> **MATERIAL SUPPLIED**:
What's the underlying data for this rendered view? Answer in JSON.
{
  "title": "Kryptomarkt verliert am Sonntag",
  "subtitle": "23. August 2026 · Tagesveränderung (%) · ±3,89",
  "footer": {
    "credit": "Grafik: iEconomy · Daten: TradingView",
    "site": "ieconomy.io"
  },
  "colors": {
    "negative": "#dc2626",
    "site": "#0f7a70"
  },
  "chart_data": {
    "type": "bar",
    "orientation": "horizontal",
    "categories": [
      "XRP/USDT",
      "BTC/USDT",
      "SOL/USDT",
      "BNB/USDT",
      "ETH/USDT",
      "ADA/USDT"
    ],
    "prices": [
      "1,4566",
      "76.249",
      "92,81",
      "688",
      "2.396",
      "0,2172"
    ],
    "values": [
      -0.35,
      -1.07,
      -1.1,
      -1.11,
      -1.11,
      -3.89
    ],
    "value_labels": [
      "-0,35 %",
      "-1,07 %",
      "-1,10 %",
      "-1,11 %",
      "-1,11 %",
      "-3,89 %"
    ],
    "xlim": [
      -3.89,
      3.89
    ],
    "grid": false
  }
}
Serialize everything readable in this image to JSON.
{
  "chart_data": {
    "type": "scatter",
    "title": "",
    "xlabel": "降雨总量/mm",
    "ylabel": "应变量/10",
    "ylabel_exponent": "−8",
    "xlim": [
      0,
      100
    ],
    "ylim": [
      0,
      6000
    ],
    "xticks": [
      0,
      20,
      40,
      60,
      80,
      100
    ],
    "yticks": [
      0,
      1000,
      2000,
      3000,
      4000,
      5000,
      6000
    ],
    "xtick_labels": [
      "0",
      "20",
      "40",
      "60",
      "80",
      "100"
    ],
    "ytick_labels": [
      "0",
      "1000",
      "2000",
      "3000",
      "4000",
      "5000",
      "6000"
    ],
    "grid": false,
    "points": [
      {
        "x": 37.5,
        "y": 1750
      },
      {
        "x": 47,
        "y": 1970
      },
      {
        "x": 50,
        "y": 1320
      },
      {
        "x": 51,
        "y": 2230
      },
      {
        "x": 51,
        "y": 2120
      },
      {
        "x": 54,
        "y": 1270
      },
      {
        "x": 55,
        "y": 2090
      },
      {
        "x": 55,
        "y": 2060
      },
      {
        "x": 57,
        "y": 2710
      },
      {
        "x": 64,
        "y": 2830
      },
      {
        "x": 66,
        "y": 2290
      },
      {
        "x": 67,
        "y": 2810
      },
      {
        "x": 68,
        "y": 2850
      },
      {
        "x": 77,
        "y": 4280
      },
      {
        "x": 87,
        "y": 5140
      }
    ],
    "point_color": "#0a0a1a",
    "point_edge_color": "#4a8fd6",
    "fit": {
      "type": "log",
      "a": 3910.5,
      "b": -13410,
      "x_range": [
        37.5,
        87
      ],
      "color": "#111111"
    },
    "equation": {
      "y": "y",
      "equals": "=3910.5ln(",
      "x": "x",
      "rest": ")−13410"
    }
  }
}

> **TO BE DONE**: Your task is to gather every line with the word "this" and copy it.

> **FULL RESPONSE**:
What's the underlying data for this rendered view? Answer in JSON.
Serialize everything readable in this image to JSON.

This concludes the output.